• [Directive] Copy the part of the material that opens with its first line and closes with the line containing "table-row: 10/90 (H₂O/IPA) 70 (PV) 99.91", including both of those lines and keeping every character unchanged.

• [Record excerpts]
— begin —
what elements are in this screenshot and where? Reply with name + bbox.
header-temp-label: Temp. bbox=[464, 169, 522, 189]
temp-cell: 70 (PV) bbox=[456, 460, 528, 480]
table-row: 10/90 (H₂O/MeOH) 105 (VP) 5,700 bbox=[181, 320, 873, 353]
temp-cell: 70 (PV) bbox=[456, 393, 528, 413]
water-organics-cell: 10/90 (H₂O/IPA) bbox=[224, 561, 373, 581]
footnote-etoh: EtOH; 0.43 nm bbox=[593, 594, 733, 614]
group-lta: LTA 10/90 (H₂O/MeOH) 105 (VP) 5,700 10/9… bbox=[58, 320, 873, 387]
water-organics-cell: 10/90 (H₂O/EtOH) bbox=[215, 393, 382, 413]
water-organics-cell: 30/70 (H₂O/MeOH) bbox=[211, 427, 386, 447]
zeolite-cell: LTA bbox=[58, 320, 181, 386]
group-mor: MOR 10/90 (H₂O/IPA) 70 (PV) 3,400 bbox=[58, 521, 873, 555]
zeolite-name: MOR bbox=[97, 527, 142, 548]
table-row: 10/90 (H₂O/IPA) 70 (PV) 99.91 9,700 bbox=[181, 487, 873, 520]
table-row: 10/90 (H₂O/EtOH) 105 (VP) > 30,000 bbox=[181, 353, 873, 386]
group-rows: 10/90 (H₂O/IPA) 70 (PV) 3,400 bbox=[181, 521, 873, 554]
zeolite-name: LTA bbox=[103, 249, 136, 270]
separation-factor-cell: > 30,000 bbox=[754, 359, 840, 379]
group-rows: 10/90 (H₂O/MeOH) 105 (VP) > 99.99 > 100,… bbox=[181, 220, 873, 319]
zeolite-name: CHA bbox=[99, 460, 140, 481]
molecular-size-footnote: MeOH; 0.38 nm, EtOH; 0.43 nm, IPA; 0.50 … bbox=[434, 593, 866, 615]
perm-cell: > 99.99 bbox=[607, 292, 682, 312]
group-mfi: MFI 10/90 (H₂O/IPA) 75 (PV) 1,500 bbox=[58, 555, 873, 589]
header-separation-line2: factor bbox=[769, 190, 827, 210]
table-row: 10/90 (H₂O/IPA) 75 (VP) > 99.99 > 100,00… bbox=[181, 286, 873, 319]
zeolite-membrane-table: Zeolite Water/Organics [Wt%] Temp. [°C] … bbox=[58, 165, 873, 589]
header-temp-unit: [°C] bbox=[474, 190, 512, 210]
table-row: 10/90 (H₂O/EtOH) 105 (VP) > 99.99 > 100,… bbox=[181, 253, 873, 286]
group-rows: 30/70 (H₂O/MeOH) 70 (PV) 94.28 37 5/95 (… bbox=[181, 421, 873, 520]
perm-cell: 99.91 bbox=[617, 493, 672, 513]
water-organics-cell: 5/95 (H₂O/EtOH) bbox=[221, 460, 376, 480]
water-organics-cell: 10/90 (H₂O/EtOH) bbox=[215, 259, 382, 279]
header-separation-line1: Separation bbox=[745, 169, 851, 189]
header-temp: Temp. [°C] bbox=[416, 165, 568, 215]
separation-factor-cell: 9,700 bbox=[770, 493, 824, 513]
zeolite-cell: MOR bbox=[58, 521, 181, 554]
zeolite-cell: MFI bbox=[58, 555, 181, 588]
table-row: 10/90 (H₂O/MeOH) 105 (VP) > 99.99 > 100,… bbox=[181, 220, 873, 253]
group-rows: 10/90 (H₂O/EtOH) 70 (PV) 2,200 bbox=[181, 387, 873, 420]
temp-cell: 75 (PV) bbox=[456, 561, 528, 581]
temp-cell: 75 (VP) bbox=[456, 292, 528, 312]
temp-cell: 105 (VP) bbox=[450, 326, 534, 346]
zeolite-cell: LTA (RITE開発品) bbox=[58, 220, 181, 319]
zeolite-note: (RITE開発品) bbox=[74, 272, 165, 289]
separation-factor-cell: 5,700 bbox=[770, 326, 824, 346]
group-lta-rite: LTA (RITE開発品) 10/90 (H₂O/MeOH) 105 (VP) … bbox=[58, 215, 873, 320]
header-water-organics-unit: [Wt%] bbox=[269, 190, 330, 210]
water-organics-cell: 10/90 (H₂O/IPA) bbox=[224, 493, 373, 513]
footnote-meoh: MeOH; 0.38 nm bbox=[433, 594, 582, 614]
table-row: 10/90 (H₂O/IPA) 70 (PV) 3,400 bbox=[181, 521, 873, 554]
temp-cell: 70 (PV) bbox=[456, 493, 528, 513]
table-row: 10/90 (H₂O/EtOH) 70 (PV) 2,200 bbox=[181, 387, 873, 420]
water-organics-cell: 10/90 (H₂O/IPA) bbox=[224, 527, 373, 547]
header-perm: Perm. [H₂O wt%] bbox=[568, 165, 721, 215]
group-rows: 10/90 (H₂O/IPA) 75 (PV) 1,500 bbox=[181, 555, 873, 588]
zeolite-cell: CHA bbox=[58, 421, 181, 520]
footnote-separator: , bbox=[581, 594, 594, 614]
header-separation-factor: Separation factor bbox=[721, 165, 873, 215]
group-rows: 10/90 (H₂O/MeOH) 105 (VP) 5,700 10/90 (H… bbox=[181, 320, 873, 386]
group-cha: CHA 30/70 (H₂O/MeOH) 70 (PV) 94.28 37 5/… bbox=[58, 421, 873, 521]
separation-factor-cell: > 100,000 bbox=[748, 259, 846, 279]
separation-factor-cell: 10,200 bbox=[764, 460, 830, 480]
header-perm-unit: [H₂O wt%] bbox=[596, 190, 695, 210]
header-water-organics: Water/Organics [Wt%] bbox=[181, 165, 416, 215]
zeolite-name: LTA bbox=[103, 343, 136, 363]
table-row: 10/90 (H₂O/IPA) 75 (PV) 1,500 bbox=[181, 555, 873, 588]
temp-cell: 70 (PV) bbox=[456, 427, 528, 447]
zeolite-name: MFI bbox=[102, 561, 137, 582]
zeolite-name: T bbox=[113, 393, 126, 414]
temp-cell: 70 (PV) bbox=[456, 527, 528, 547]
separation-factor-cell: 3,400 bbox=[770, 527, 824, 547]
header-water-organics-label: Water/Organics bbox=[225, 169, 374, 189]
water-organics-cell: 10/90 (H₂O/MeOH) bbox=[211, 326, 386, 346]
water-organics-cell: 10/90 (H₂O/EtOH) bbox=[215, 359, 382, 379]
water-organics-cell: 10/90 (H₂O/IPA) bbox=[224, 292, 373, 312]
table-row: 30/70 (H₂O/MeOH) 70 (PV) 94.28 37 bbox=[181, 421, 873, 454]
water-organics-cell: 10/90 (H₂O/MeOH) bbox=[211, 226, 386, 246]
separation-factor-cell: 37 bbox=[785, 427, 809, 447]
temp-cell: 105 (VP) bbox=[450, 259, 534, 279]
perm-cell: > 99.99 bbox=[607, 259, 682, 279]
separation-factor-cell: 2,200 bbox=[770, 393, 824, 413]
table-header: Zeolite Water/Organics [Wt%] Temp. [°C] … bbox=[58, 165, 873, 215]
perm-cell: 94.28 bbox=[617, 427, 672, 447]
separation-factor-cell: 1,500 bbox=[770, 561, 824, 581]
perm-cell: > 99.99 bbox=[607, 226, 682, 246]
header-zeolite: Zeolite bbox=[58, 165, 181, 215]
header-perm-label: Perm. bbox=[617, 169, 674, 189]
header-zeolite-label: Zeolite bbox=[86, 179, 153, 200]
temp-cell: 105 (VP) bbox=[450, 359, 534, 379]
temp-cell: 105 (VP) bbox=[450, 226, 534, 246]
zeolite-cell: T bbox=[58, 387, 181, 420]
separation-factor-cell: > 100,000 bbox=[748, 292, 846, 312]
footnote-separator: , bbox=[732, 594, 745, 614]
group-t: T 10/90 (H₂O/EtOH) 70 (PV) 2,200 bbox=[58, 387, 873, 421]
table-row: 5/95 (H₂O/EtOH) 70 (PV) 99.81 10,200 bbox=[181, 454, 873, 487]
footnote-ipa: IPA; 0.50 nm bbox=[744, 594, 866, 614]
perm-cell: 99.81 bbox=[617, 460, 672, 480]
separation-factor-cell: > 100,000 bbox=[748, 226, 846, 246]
— end —
• [Task answer]
what elements are in this screenshot and where? Reply with name + bbox.
header-temp-label: Temp. bbox=[464, 169, 522, 189]
temp-cell: 70 (PV) bbox=[456, 460, 528, 480]
table-row: 10/90 (H₂O/MeOH) 105 (VP) 5,700 bbox=[181, 320, 873, 353]
temp-cell: 70 (PV) bbox=[456, 393, 528, 413]
water-organics-cell: 10/90 (H₂O/IPA) bbox=[224, 561, 373, 581]
footnote-etoh: EtOH; 0.43 nm bbox=[593, 594, 733, 614]
group-lta: LTA 10/90 (H₂O/MeOH) 105 (VP) 5,700 10/9… bbox=[58, 320, 873, 387]
water-organics-cell: 10/90 (H₂O/EtOH) bbox=[215, 393, 382, 413]
water-organics-cell: 30/70 (H₂O/MeOH) bbox=[211, 427, 386, 447]
zeolite-cell: LTA bbox=[58, 320, 181, 386]
group-mor: MOR 10/90 (H₂O/IPA) 70 (PV) 3,400 bbox=[58, 521, 873, 555]
zeolite-name: MOR bbox=[97, 527, 142, 548]
table-row: 10/90 (H₂O/IPA) 70 (PV) 99.91 9,700 bbox=[181, 487, 873, 520]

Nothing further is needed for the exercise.